**WORK TO DO:**
Search the material for the word "JSON" and report each line where it turns up.

**EXERCISE INPUT:**
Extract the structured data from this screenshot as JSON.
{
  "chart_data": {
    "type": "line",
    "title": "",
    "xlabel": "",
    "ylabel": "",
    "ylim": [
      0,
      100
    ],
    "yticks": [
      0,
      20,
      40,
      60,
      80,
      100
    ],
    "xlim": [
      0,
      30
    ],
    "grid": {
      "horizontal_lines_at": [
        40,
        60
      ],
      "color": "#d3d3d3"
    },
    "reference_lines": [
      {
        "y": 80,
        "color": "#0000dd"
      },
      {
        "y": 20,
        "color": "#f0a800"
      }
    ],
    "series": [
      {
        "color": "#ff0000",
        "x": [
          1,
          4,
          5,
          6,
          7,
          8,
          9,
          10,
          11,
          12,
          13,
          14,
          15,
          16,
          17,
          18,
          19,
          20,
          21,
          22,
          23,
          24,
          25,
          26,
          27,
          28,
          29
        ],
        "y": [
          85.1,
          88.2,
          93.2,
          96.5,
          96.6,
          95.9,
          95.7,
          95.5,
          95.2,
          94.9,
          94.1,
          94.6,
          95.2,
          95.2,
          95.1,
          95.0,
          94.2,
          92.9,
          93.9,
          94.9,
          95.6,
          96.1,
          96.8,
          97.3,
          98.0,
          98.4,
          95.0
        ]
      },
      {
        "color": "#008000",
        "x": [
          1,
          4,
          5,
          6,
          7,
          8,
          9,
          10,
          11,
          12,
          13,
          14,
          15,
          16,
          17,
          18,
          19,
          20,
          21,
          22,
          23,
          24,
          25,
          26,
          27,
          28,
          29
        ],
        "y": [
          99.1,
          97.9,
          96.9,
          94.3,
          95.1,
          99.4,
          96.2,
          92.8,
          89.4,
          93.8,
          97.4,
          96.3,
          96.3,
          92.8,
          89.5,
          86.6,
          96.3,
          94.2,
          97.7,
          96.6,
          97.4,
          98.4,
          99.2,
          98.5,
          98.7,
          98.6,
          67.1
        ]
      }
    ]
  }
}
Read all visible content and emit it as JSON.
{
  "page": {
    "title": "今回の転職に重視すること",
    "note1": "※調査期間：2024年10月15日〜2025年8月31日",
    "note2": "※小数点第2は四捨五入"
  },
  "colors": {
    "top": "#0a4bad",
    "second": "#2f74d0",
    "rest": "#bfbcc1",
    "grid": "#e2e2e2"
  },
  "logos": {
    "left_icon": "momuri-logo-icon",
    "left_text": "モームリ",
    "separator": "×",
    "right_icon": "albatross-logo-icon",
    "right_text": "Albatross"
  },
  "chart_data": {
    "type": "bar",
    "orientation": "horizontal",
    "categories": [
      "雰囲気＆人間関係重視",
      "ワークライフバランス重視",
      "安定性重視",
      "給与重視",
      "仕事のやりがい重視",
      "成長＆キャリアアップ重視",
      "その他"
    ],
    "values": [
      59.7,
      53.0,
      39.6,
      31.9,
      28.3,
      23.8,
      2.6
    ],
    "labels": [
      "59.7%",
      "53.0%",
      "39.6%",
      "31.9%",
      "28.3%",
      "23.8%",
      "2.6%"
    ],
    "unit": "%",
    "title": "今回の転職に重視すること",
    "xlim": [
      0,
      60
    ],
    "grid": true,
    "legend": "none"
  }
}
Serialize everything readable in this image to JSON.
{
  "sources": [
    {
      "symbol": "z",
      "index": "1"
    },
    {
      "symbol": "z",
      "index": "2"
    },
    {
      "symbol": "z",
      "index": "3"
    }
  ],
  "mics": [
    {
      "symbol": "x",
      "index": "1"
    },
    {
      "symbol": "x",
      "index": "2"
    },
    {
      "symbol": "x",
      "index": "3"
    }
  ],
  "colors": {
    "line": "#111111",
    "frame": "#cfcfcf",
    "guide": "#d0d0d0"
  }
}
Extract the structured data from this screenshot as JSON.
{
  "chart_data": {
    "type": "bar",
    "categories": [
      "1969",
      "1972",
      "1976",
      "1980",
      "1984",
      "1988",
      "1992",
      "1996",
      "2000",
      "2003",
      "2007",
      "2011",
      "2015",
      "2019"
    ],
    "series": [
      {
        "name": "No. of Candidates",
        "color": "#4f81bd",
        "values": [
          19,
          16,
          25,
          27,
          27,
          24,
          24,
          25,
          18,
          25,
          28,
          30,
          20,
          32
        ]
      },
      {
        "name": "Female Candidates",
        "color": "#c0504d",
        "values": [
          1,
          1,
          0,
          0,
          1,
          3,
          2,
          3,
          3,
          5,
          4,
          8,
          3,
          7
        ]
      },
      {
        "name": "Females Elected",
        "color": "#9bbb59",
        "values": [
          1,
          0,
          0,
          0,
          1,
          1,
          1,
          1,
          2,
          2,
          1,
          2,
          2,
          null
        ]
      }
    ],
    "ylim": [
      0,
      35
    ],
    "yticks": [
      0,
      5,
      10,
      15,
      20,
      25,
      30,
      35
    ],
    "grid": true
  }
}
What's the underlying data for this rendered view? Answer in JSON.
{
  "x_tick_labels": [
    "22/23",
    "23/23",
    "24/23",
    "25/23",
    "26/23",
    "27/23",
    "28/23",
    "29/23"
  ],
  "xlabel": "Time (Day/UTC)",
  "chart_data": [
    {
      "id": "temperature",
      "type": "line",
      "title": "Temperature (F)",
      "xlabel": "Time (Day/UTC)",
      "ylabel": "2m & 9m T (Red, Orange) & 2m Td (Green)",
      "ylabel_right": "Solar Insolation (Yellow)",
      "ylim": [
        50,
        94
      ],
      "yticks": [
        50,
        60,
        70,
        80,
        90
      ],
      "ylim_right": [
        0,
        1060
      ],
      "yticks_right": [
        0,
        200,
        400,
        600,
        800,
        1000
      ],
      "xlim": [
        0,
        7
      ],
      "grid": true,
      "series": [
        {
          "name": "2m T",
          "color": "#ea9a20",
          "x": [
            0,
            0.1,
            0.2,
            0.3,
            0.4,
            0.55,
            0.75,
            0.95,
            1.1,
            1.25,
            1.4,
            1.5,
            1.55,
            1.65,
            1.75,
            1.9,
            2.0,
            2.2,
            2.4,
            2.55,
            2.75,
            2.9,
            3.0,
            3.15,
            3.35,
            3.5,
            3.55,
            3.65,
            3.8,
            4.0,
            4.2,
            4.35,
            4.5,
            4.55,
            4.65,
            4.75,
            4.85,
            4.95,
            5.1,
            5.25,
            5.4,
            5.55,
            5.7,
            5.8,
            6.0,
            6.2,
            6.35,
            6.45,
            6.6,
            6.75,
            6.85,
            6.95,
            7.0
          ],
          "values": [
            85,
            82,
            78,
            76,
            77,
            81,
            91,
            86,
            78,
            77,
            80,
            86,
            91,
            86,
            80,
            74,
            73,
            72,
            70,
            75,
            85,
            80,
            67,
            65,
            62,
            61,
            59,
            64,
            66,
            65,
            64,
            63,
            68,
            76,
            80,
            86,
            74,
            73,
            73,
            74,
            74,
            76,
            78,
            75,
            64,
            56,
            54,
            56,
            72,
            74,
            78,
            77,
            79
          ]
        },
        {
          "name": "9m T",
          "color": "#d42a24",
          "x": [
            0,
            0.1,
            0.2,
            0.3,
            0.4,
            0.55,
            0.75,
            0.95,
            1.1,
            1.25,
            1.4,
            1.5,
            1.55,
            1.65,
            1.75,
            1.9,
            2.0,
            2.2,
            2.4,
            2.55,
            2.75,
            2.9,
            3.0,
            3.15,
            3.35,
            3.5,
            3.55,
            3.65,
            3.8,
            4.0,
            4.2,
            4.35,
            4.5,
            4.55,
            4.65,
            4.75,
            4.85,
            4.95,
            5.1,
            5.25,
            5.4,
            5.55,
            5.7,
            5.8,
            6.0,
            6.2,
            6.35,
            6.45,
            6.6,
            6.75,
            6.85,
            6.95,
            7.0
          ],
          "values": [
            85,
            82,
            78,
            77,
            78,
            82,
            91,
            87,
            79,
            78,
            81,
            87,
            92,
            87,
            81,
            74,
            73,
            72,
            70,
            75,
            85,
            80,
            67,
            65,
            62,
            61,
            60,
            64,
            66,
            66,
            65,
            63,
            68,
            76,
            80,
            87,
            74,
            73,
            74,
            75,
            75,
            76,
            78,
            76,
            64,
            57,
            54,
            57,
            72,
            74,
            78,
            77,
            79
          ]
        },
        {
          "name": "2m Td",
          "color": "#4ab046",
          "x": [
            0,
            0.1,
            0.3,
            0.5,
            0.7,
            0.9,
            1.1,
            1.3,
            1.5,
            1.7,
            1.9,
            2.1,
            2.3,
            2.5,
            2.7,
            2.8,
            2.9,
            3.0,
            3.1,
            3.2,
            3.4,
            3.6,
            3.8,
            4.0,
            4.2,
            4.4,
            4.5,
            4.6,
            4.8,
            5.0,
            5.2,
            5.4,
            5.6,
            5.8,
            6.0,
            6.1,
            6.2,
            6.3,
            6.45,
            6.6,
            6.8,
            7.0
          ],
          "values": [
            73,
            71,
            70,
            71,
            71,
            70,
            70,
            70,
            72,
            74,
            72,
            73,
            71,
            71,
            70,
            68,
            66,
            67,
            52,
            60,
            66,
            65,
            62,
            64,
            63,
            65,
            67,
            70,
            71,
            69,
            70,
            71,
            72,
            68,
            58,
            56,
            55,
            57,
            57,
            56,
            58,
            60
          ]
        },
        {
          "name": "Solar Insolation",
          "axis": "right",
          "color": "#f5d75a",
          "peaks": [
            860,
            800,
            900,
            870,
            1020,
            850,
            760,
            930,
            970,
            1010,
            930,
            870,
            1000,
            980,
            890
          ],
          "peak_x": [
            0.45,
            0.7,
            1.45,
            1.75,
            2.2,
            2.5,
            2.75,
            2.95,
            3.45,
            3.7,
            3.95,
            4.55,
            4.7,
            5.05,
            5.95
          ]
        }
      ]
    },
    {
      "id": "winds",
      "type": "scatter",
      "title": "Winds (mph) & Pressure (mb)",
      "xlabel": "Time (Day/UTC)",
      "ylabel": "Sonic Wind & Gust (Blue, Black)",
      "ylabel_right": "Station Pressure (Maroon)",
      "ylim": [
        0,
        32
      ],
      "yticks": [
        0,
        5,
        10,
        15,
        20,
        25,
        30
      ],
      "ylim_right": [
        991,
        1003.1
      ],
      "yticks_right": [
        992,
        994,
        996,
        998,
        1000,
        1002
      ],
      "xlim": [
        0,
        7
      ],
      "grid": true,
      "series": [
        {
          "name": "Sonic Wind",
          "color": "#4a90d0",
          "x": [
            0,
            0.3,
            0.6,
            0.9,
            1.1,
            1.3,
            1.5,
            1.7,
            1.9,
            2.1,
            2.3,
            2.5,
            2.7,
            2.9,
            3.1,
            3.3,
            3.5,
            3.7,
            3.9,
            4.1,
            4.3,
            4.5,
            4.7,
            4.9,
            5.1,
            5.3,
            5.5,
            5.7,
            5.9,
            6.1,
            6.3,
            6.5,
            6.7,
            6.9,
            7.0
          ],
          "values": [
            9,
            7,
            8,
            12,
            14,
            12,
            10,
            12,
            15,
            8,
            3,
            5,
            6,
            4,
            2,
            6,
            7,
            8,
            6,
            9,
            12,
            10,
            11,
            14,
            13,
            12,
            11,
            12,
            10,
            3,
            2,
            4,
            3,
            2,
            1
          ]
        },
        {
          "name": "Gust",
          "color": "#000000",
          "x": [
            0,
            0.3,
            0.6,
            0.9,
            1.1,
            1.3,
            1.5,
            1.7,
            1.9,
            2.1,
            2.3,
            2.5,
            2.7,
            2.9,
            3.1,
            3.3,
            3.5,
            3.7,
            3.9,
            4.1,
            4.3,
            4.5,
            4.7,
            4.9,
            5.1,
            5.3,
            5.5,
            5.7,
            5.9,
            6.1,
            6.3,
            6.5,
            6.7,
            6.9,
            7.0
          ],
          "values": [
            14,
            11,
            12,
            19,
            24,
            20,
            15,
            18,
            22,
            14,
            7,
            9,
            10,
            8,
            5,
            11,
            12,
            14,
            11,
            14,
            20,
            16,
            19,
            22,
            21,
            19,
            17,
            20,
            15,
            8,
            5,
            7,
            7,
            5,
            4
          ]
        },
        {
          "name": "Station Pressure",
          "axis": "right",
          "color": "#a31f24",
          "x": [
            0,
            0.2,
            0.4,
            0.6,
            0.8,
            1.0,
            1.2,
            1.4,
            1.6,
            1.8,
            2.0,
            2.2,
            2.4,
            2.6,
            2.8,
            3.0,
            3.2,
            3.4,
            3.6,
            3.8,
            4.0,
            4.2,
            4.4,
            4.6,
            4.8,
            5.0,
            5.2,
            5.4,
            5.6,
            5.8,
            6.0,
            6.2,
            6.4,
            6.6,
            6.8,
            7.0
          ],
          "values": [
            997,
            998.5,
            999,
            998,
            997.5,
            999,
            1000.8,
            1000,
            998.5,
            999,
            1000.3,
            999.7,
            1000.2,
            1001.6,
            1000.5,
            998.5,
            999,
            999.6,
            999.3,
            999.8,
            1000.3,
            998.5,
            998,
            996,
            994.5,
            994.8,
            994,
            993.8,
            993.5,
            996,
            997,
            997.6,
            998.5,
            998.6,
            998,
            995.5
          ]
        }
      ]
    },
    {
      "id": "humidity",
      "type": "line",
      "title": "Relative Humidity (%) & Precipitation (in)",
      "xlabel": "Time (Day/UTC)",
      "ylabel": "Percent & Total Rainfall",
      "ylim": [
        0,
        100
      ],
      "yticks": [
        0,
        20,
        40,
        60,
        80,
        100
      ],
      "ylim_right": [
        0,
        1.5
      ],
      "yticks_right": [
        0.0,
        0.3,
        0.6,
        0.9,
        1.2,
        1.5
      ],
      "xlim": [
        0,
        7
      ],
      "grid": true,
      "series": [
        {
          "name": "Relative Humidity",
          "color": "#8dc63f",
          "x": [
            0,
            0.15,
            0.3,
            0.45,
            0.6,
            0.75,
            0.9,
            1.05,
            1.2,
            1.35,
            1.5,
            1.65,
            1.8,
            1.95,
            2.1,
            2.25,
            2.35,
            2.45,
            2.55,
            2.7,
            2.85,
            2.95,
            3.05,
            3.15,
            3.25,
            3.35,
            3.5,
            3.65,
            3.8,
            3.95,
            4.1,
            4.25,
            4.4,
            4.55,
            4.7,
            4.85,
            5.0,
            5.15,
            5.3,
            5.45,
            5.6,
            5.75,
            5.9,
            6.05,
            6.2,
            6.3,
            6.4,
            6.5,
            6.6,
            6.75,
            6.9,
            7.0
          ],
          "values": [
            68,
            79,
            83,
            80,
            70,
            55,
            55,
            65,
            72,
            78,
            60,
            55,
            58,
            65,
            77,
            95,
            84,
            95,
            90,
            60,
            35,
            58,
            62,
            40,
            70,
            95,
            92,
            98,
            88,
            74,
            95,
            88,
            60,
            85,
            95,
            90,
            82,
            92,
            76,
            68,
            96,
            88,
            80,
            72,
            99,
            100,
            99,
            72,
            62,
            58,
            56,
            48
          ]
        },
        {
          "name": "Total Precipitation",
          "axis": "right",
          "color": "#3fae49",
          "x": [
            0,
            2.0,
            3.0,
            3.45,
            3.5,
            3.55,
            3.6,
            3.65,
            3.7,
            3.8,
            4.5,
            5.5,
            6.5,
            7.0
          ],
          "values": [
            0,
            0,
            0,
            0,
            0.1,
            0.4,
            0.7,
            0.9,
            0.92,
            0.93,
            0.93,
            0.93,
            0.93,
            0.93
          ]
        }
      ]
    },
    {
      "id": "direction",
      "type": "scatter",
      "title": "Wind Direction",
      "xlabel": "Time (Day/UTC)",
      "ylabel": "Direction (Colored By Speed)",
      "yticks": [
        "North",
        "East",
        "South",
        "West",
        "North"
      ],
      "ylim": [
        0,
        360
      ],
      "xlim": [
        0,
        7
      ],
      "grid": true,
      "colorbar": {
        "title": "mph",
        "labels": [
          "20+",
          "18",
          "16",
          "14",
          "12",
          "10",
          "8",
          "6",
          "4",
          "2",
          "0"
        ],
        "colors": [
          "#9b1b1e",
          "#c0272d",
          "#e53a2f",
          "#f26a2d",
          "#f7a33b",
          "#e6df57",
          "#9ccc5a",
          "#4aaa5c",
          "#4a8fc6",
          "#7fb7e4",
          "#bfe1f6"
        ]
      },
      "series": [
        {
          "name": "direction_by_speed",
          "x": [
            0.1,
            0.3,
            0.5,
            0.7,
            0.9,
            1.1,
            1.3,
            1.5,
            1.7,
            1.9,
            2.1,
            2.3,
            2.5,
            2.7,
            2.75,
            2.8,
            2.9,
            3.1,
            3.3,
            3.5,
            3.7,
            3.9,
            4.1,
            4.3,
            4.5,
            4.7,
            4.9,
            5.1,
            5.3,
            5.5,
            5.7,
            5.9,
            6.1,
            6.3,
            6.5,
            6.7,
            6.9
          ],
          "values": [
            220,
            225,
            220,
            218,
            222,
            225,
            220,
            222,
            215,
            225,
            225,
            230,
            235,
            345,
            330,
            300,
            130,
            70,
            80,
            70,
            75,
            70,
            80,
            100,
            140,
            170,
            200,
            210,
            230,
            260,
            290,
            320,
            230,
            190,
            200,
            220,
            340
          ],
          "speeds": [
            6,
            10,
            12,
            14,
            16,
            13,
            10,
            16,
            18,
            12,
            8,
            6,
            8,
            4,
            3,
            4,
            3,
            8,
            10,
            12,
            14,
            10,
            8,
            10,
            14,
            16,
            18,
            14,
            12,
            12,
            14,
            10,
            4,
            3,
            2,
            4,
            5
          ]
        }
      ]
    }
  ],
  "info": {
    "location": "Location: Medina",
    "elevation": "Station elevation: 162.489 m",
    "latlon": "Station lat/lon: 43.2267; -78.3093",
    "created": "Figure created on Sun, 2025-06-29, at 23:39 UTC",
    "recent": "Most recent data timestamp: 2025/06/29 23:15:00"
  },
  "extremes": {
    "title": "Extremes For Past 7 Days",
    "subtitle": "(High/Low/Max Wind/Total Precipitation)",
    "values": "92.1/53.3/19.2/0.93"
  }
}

**PROBLEM SOLUTION:**
Extract the structured data from this screenshot as JSON.
Read all visible content and emit it as JSON.
Serialize everything readable in this image to JSON.
Extract the structured data from this screenshot as JSON.
What's the underlying data for this rendered view? Answer in JSON.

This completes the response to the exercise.